(YOUR GOAL)
Output the material word for word. Leave each picture out.

(Records contained in a dataset)
====

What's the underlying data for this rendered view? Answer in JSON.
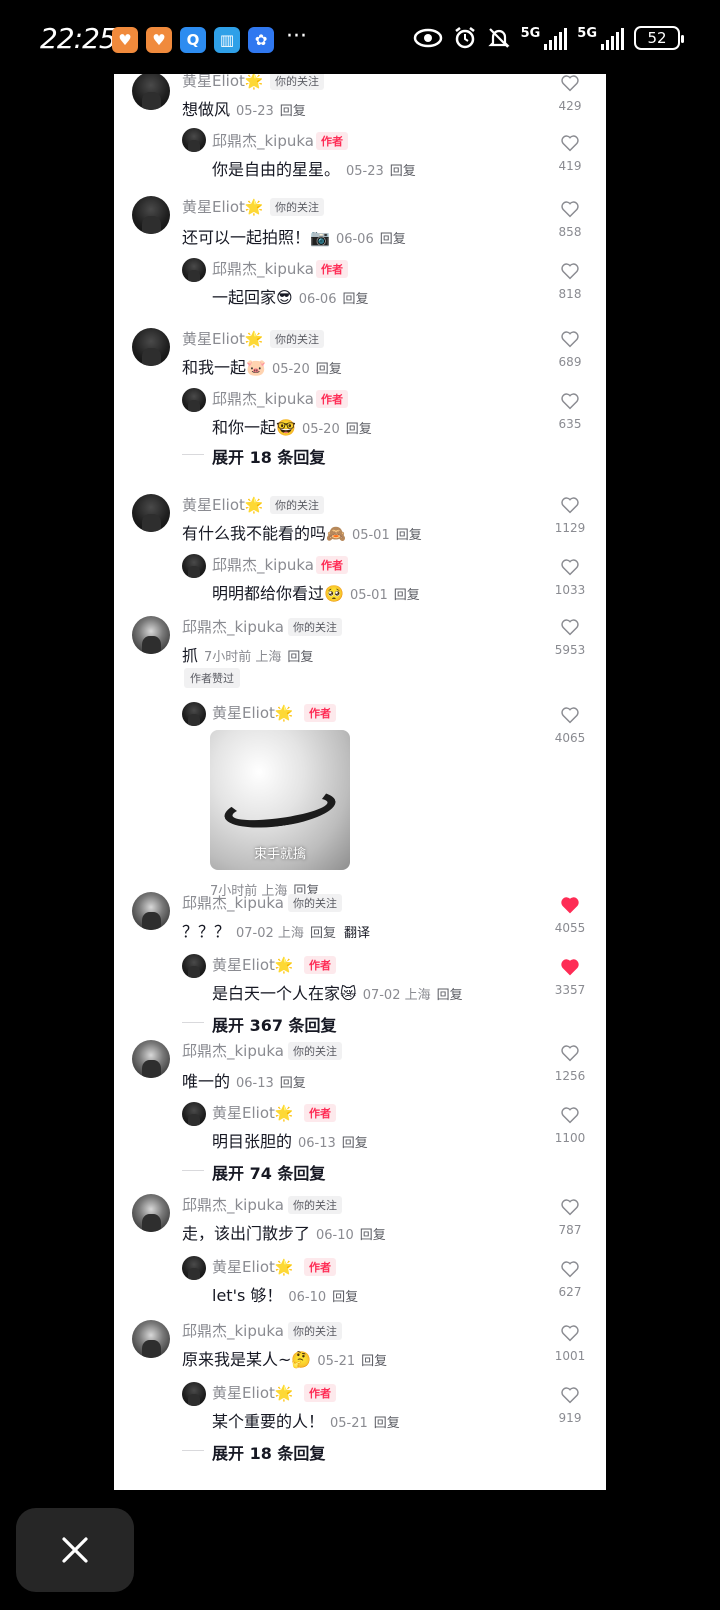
{
  "status_bar": {
    "time": "22:25",
    "network_1": "5G",
    "network_2": "5G",
    "battery": "52"
  },
  "comments": [
    {
      "user": "黄星Eliot🌟",
      "tag": "你的关注",
      "text": "想做风",
      "date": "05-23",
      "reply": "回复",
      "likes": "429",
      "sub": {
        "user": "邱鼎杰_kipuka",
        "tag": "作者",
        "text": "你是自由的星星。",
        "date": "05-23",
        "reply": "回复",
        "likes": "419"
      }
    },
    {
      "user": "黄星Eliot🌟",
      "tag": "你的关注",
      "text": "还可以一起拍照！📷",
      "date": "06-06",
      "reply": "回复",
      "likes": "858",
      "sub": {
        "user": "邱鼎杰_kipuka",
        "tag": "作者",
        "text": "一起回家😎",
        "date": "06-06",
        "reply": "回复",
        "likes": "818"
      }
    },
    {
      "user": "黄星Eliot🌟",
      "tag": "你的关注",
      "text": "和我一起🐷",
      "date": "05-20",
      "reply": "回复",
      "likes": "689",
      "sub": {
        "user": "邱鼎杰_kipuka",
        "tag": "作者",
        "text": "和你一起🤓",
        "date": "05-20",
        "reply": "回复",
        "likes": "635"
      },
      "expand": "展开 18 条回复"
    },
    {
      "user": "黄星Eliot🌟",
      "tag": "你的关注",
      "text": "有什么我不能看的吗🙈",
      "date": "05-01",
      "reply": "回复",
      "likes": "1129",
      "sub": {
        "user": "邱鼎杰_kipuka",
        "tag": "作者",
        "text": "明明都给你看过🥺",
        "date": "05-01",
        "reply": "回复",
        "likes": "1033"
      }
    },
    {
      "user": "邱鼎杰_kipuka",
      "tag": "你的关注",
      "text": "抓",
      "date": "7小时前 上海",
      "reply": "回复",
      "likes": "5953",
      "liked_by": "作者赞过",
      "sub": {
        "user": "黄星Eliot🌟",
        "tag": "作者",
        "sticker_caption": "束手就擒",
        "date": "7小时前 上海",
        "reply": "回复",
        "likes": "4065"
      }
    },
    {
      "user": "邱鼎杰_kipuka",
      "tag": "你的关注",
      "text": "？？？",
      "date": "07-02 上海",
      "reply": "回复",
      "translate": "翻译",
      "likes": "4055",
      "sub": {
        "user": "黄星Eliot🌟",
        "tag": "作者",
        "text": "是白天一个人在家😿",
        "date": "07-02 上海",
        "reply": "回复",
        "likes": "3357"
      },
      "expand": "展开 367 条回复"
    },
    {
      "user": "邱鼎杰_kipuka",
      "tag": "你的关注",
      "text": "唯一的",
      "date": "06-13",
      "reply": "回复",
      "likes": "1256",
      "sub": {
        "user": "黄星Eliot🌟",
        "tag": "作者",
        "text": "明目张胆的",
        "date": "06-13",
        "reply": "回复",
        "likes": "1100"
      },
      "expand": "展开 74 条回复"
    },
    {
      "user": "邱鼎杰_kipuka",
      "tag": "你的关注",
      "text": "走，该出门散步了",
      "date": "06-10",
      "reply": "回复",
      "likes": "787",
      "sub": {
        "user": "黄星Eliot🌟",
        "tag": "作者",
        "text": "let's 够！",
        "date": "06-10",
        "reply": "回复",
        "likes": "627"
      }
    },
    {
      "user": "邱鼎杰_kipuka",
      "tag": "你的关注",
      "text": "原来我是某人~🤔",
      "date": "05-21",
      "reply": "回复",
      "likes": "1001",
      "sub": {
        "user": "黄星Eliot🌟",
        "tag": "作者",
        "text": "某个重要的人！",
        "date": "05-21",
        "reply": "回复",
        "likes": "919"
      },
      "expand": "展开 18 条回复"
    }
  ],
  "colors": {
    "like_active": "#fe2c55",
    "author_tag": "#fe2c55"
  },
  "icons": {
    "close": "close-icon",
    "heart": "heart-icon"
  }
}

====

(RESPONSE TO THIS TASK)
What's the underlying data for this rendered view? Answer in JSON.
{
  "status_bar": {
    "time": "22:25",
    "network_1": "5G",
    "network_2": "5G",
    "battery": "52"
  },
  "comments": [
    {
      "user": "黄星Eliot🌟",
      "tag": "你的关注",
      "text": "想做风",
      "date": "05-23",
      "reply": "回复",
      "likes": "429",
      "sub": {
        "user": "邱鼎杰_kipuka",
        "tag": "作者",
        "text": "你是自由的星星。",
        "date": "05-23",
        "reply": "回复",
        "likes": "419"
      }
    },
    {
      "user": "黄星Eliot🌟",
      "tag": "你的关注",
      "text": "还可以一起拍照！📷",
      "date": "06-06",
      "reply": "回复",
      "likes": "858",
      "sub": {
        "user": "邱鼎杰_kipuka",
        "tag": "作者",
        "text": "一起回家😎",
        "date": "06-06",
        "reply": "回复",
        "likes": "818"
      }
    },
    {
      "user": "黄星Eliot🌟",
      "tag": "你的关注",
      "text": "和我一起🐷",
      "date": "05-20",
      "reply": "回复",
      "likes": "689",
      "sub": {
        "user": "邱鼎杰_kipuka",
        "tag": "作者",
        "text": "和你一起🤓",
        "date": "05-20",
        "reply": "回复",
        "likes": "635"
      },
      "expand": "展开 18 条回复"
    },
    {
      "user": "黄星Eliot🌟",
      "tag": "你的关注",
      "text": "有什么我不能看的吗🙈",
      "date": "05-01",
      "reply": "回复",
      "likes": "1129",
      "sub": {
        "user": "邱鼎杰_kipuka",
        "tag": "作者",
        "text": "明明都给你看过🥺",
        "date": "05-01",
        "reply": "回复",
        "likes": "1033"
      }
    },
    {
      "user": "邱鼎杰_kipuka",
      "tag": "你的关注",
      "text": "抓",
      "date": "7小时前 上海",
      "reply": "回复",
      "likes": "5953",
      "liked_by": "作者赞过",
      "sub": {
        "user": "黄星Eliot🌟",
        "tag": "作者",
        "sticker_caption": "束手就擒",
        "date": "7小时前 上海",
        "reply": "回复",
        "likes": "4065"
      }
    },
    {
      "user": "邱鼎杰_kipuka",
      "tag": "你的关注",
      "text": "？？？",
      "date": "07-02 上海",
      "reply": "回复",
      "translate": "翻译",
      "likes": "4055",
      "sub": {
        "user": "黄星Eliot🌟",
        "tag": "作者",
        "text": "是白天一个人在家😿",
        "date": "07-02 上海",
        "reply": "回复",
        "likes": "3357"
      },
      "expand": "展开 367 条回复"
    },
    {
      "user": "邱鼎杰_kipuka",
      "tag": "你的关注",
      "text": "唯一的",
      "date": "06-13",
      "reply": "回复",
      "likes": "1256",
      "sub": {
        "user": "黄星Eliot🌟",
        "tag": "作者",
        "text": "明目张胆的",
        "date": "06-13",
        "reply": "回复",
        "likes": "1100"
      },
      "expand": "展开 74 条回复"
    },
    {
      "user": "邱鼎杰_kipuka",
      "tag": "你的关注",
      "text": "走，该出门散步了",
      "date": "06-10",
      "reply": "回复",
      "likes": "787",
      "sub": {
        "user": "黄星Eliot🌟",
        "tag": "作者",
        "text": "let's 够！",
        "date": "06-10",
        "reply": "回复",
        "likes": "627"
      }
    },
    {
      "user": "邱鼎杰_kipuka",
      "tag": "你的关注",
      "text": "原来我是某人~🤔",
      "date": "05-21",
      "reply": "回复",
      "likes": "1001",
      "sub": {
        "user": "黄星Eliot🌟",
        "tag": "作者",
        "text": "某个重要的人！",
        "date": "05-21",
        "reply": "回复",
        "likes": "919"
      },
      "expand": "展开 18 条回复"
    }
  ],
  "colors": {
    "like_active": "#fe2c55",
    "author_tag": "#fe2c55"
  },
  "icons": {
    "close": "close-icon",
    "heart": "heart-icon"
  }
}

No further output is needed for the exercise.